WRITTEN INSTRUCTION:
Where the word "tuning" occurs in a line, return that line.

INPUT MATERIAL:
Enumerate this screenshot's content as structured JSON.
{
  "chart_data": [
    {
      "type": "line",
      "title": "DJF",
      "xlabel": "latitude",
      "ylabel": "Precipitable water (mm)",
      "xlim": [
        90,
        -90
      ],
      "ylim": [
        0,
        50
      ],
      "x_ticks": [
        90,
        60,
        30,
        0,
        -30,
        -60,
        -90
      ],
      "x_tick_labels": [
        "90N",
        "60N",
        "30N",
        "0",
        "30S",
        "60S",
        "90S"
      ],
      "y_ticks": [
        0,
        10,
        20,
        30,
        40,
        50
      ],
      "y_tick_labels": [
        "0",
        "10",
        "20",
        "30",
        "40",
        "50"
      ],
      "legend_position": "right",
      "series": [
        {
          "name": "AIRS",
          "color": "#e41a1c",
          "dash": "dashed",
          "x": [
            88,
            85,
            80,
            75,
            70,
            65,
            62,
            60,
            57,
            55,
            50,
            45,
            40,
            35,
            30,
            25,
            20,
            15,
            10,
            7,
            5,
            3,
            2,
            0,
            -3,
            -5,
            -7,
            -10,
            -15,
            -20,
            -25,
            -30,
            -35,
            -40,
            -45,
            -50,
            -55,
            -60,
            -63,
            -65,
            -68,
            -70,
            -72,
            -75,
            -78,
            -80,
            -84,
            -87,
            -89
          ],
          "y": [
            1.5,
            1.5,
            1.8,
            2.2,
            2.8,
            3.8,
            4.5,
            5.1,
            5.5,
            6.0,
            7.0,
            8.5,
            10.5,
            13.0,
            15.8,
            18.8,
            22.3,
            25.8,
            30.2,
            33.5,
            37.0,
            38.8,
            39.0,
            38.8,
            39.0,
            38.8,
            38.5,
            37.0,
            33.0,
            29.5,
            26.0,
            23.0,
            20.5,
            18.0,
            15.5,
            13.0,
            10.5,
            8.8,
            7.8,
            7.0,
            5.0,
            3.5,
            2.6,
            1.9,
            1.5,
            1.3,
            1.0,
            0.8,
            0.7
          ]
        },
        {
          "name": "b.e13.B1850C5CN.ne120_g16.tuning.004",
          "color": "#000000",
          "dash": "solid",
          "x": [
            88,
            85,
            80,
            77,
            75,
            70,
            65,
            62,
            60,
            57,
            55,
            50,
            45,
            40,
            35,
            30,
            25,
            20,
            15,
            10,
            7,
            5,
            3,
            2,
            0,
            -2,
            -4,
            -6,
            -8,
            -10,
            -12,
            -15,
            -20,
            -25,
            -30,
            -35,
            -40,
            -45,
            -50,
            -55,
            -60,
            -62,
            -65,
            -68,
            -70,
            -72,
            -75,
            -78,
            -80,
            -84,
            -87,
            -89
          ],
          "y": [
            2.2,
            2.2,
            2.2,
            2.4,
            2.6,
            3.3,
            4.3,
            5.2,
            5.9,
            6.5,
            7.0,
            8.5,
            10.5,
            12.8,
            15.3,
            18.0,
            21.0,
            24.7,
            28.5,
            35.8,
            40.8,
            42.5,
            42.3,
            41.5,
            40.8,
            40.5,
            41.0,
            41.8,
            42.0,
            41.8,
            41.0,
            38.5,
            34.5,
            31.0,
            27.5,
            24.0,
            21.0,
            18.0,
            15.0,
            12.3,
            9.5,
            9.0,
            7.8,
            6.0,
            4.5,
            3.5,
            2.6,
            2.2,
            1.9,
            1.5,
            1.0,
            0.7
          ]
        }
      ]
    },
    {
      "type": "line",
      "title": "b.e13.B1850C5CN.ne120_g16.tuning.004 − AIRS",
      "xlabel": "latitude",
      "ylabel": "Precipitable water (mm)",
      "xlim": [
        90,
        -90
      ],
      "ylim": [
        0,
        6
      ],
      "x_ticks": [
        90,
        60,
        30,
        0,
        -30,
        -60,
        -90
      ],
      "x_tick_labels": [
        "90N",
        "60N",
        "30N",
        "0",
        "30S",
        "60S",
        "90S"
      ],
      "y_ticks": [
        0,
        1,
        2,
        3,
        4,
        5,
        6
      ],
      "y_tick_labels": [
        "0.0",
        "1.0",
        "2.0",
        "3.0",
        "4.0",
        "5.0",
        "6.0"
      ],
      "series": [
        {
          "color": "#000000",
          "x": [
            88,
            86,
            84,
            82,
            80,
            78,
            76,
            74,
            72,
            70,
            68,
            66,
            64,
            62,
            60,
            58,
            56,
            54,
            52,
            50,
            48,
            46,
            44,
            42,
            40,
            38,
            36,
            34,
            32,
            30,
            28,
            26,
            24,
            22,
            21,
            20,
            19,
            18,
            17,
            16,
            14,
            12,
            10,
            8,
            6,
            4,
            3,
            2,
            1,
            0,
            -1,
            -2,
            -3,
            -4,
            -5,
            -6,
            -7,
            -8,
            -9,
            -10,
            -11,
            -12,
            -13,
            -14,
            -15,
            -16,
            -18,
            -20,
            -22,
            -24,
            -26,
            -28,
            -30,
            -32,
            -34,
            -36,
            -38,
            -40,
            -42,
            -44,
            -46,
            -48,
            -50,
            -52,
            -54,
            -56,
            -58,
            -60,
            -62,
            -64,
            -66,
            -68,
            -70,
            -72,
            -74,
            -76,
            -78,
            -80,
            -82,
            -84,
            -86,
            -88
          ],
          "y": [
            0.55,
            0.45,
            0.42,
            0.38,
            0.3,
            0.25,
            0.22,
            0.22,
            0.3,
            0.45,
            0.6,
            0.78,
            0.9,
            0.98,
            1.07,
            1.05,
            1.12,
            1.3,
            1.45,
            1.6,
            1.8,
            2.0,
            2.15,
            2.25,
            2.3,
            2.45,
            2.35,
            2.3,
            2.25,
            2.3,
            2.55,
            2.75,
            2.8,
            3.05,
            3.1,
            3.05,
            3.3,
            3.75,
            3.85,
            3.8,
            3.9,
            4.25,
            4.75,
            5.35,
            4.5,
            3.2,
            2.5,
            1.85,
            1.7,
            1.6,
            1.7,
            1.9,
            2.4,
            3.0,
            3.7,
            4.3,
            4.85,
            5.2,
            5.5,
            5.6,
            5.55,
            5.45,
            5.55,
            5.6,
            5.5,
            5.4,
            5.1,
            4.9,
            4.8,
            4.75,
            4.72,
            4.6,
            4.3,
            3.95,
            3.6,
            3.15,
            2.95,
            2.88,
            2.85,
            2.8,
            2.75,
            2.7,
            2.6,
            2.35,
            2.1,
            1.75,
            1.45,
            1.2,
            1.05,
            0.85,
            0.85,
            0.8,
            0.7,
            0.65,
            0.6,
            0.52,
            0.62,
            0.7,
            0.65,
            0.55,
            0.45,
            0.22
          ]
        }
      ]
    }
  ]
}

FINAL RESULT:
          "name": "b.e13.B1850C5CN.ne120_g16.tuning.004",
      "title": "b.e13.B1850C5CN.ne120_g16.tuning.004 − AIRS",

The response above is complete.